• TASK INSTRUCTIONS:
Identify the lines holding "Awaiting" and copy them.

------------------------------

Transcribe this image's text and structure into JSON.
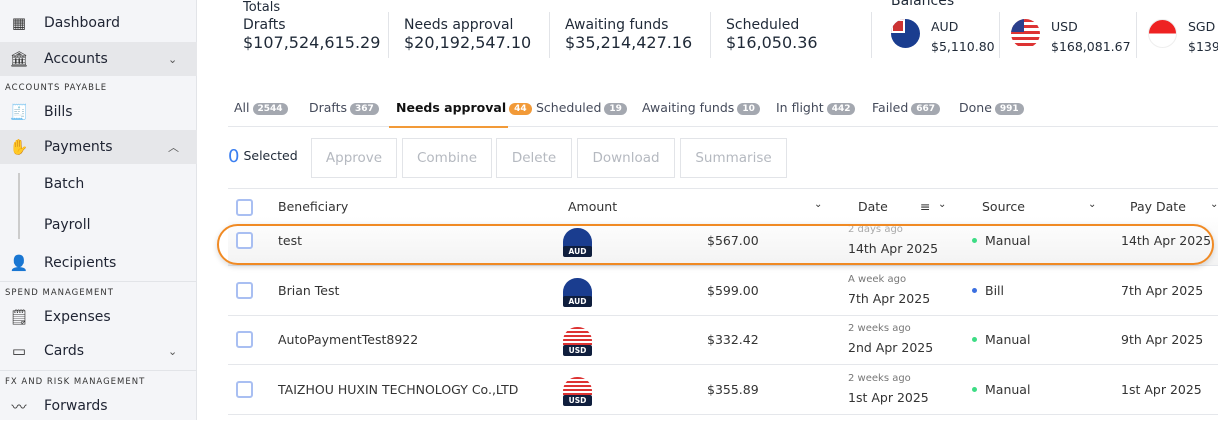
{
  "sidebar": {
    "dashboard": "Dashboard",
    "accounts": "Accounts",
    "section_ap": "ACCOUNTS PAYABLE",
    "bills": "Bills",
    "payments": "Payments",
    "batch": "Batch",
    "payroll": "Payroll",
    "recipients": "Recipients",
    "section_spend": "SPEND MANAGEMENT",
    "expenses": "Expenses",
    "cards": "Cards",
    "section_fx": "FX AND RISK MANAGEMENT",
    "forwards": "Forwards"
  },
  "totals": {
    "title": "Totals",
    "items": [
      {
        "label": "Drafts",
        "value": "$107,524,615.29"
      },
      {
        "label": "Needs approval",
        "value": "$20,192,547.10"
      },
      {
        "label": "Awaiting funds",
        "value": "$35,214,427.16"
      },
      {
        "label": "Scheduled",
        "value": "$16,050.36"
      }
    ]
  },
  "balances": {
    "title": "Balances",
    "items": [
      {
        "currency": "AUD",
        "value": "$5,110.80"
      },
      {
        "currency": "USD",
        "value": "$168,081.67"
      },
      {
        "currency": "SGD",
        "value": "$139"
      }
    ]
  },
  "tabs": [
    {
      "label": "All",
      "count": "2544"
    },
    {
      "label": "Drafts",
      "count": "367"
    },
    {
      "label": "Needs approval",
      "count": "44"
    },
    {
      "label": "Scheduled",
      "count": "19"
    },
    {
      "label": "Awaiting funds",
      "count": "10"
    },
    {
      "label": "In flight",
      "count": "442"
    },
    {
      "label": "Failed",
      "count": "667"
    },
    {
      "label": "Done",
      "count": "991"
    }
  ],
  "active_tab": "Needs approval",
  "selection": {
    "count": "0",
    "label": "Selected"
  },
  "actions": [
    "Approve",
    "Combine",
    "Delete",
    "Download",
    "Summarise"
  ],
  "columns": [
    "Beneficiary",
    "Amount",
    "Date",
    "Source",
    "Pay Date"
  ],
  "colors": {
    "accent": "#f29a38",
    "manual": "#3ddc84",
    "bill": "#3b6fe0"
  },
  "rows": [
    {
      "beneficiary": "test",
      "currency": "AUD",
      "amount": "$567.00",
      "ago": "2 days ago",
      "date": "14th Apr 2025",
      "source": "Manual",
      "pay_date": "14th Apr 2025"
    },
    {
      "beneficiary": "Brian Test",
      "currency": "AUD",
      "amount": "$599.00",
      "ago": "A week ago",
      "date": "7th Apr 2025",
      "source": "Bill",
      "pay_date": "7th Apr 2025"
    },
    {
      "beneficiary": "AutoPaymentTest8922",
      "currency": "USD",
      "amount": "$332.42",
      "ago": "2 weeks ago",
      "date": "2nd Apr 2025",
      "source": "Manual",
      "pay_date": "9th Apr 2025"
    },
    {
      "beneficiary": "TAIZHOU HUXIN TECHNOLOGY Co.,LTD",
      "currency": "USD",
      "amount": "$355.89",
      "ago": "2 weeks ago",
      "date": "1st Apr 2025",
      "source": "Manual",
      "pay_date": "1st Apr 2025"
    }
  ]
}
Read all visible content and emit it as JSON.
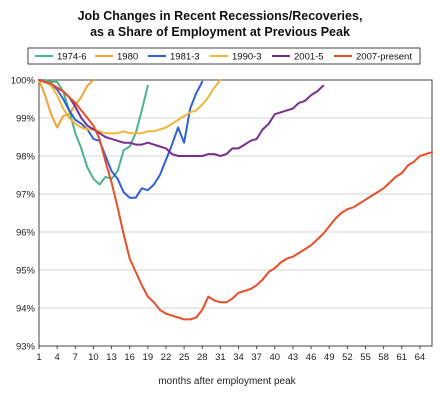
{
  "chart_data": {
    "type": "line",
    "title_line1": "Job Changes in Recent Recessions/Recoveries,",
    "title_line2": "as a Share of Employment at Previous Peak",
    "xlabel": "months after employment peak",
    "ylabel": "",
    "xlim": [
      1,
      66
    ],
    "ylim": [
      93,
      100
    ],
    "x_ticks": [
      1,
      4,
      7,
      10,
      13,
      16,
      19,
      22,
      25,
      28,
      31,
      34,
      37,
      40,
      43,
      46,
      49,
      52,
      55,
      58,
      61,
      64
    ],
    "y_ticks": [
      93,
      94,
      95,
      96,
      97,
      98,
      99,
      100
    ],
    "y_tick_labels": [
      "93%",
      "94%",
      "95%",
      "96%",
      "97%",
      "98%",
      "99%",
      "100%"
    ],
    "grid": "horizontal",
    "legend_position": "top",
    "series": [
      {
        "name": "1974-6",
        "color": "#4db38a",
        "x": [
          1,
          2,
          3,
          4,
          5,
          6,
          7,
          8,
          9,
          10,
          11,
          12,
          13,
          14,
          15,
          16,
          17,
          18,
          19
        ],
        "y": [
          100,
          100,
          99.95,
          99.95,
          99.7,
          99.2,
          98.6,
          98.2,
          97.7,
          97.4,
          97.25,
          97.45,
          97.4,
          97.6,
          98.15,
          98.25,
          98.6,
          99.2,
          99.85
        ]
      },
      {
        "name": "1980",
        "color": "#f5a133",
        "x": [
          1,
          2,
          3,
          4,
          5,
          6,
          7,
          8,
          9,
          10
        ],
        "y": [
          100,
          99.6,
          99.1,
          98.75,
          99.05,
          99.1,
          99.35,
          99.55,
          99.85,
          100
        ]
      },
      {
        "name": "1981-3",
        "color": "#3060d6",
        "x": [
          1,
          2,
          3,
          4,
          5,
          6,
          7,
          8,
          9,
          10,
          11,
          12,
          13,
          14,
          15,
          16,
          17,
          18,
          19,
          20,
          21,
          22,
          23,
          24,
          25,
          26,
          27,
          28
        ],
        "y": [
          100,
          99.95,
          99.9,
          99.75,
          99.5,
          99.2,
          98.95,
          98.85,
          98.7,
          98.45,
          98.4,
          98.0,
          97.6,
          97.4,
          97.05,
          96.9,
          96.9,
          97.15,
          97.1,
          97.25,
          97.5,
          97.9,
          98.3,
          98.75,
          98.35,
          99.25,
          99.65,
          99.95
        ]
      },
      {
        "name": "1990-3",
        "color": "#f0b63a",
        "x": [
          1,
          2,
          3,
          4,
          5,
          6,
          7,
          8,
          9,
          10,
          11,
          12,
          13,
          14,
          15,
          16,
          17,
          18,
          19,
          20,
          21,
          22,
          23,
          24,
          25,
          26,
          27,
          28,
          29,
          30,
          31
        ],
        "y": [
          100,
          99.95,
          99.85,
          99.6,
          99.25,
          99.0,
          98.85,
          98.75,
          98.7,
          98.7,
          98.65,
          98.6,
          98.6,
          98.6,
          98.65,
          98.6,
          98.6,
          98.6,
          98.65,
          98.65,
          98.7,
          98.75,
          98.85,
          98.95,
          99.05,
          99.15,
          99.2,
          99.35,
          99.55,
          99.8,
          100
        ]
      },
      {
        "name": "2001-5",
        "color": "#7a2e8c",
        "x": [
          1,
          2,
          3,
          4,
          5,
          6,
          7,
          8,
          9,
          10,
          11,
          12,
          13,
          14,
          15,
          16,
          17,
          18,
          19,
          20,
          21,
          22,
          23,
          24,
          25,
          26,
          27,
          28,
          29,
          30,
          31,
          32,
          33,
          34,
          35,
          36,
          37,
          38,
          39,
          40,
          41,
          42,
          43,
          44,
          45,
          46,
          47,
          48
        ],
        "y": [
          100,
          99.95,
          99.9,
          99.8,
          99.7,
          99.55,
          99.3,
          99.0,
          98.8,
          98.7,
          98.6,
          98.5,
          98.45,
          98.4,
          98.35,
          98.35,
          98.3,
          98.3,
          98.35,
          98.3,
          98.25,
          98.2,
          98.05,
          98.0,
          98.0,
          98.0,
          98.0,
          98.0,
          98.05,
          98.05,
          98.0,
          98.05,
          98.2,
          98.2,
          98.3,
          98.4,
          98.45,
          98.7,
          98.85,
          99.1,
          99.15,
          99.2,
          99.25,
          99.4,
          99.45,
          99.6,
          99.7,
          99.85
        ]
      },
      {
        "name": "2007-present",
        "color": "#ea4d2a",
        "x": [
          1,
          2,
          3,
          4,
          5,
          6,
          7,
          8,
          9,
          10,
          11,
          12,
          13,
          14,
          15,
          16,
          17,
          18,
          19,
          20,
          21,
          22,
          23,
          24,
          25,
          26,
          27,
          28,
          29,
          30,
          31,
          32,
          33,
          34,
          35,
          36,
          37,
          38,
          39,
          40,
          41,
          42,
          43,
          44,
          45,
          46,
          47,
          48,
          49,
          50,
          51,
          52,
          53,
          54,
          55,
          56,
          57,
          58,
          59,
          60,
          61,
          62,
          63,
          64,
          65,
          66
        ],
        "y": [
          100,
          99.95,
          99.9,
          99.8,
          99.7,
          99.55,
          99.4,
          99.2,
          99.0,
          98.8,
          98.45,
          97.85,
          97.3,
          96.65,
          95.95,
          95.3,
          94.95,
          94.6,
          94.3,
          94.15,
          93.95,
          93.85,
          93.8,
          93.75,
          93.7,
          93.7,
          93.75,
          93.95,
          94.3,
          94.2,
          94.15,
          94.15,
          94.25,
          94.4,
          94.45,
          94.5,
          94.6,
          94.75,
          94.95,
          95.05,
          95.2,
          95.3,
          95.35,
          95.45,
          95.55,
          95.65,
          95.8,
          95.95,
          96.15,
          96.35,
          96.5,
          96.6,
          96.65,
          96.75,
          96.85,
          96.95,
          97.05,
          97.15,
          97.3,
          97.45,
          97.55,
          97.75,
          97.85,
          98.0,
          98.05,
          98.1
        ]
      }
    ]
  }
}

------------------------------

• RESULT:
        "label": "Awaiting funds",
      "label": "Awaiting funds",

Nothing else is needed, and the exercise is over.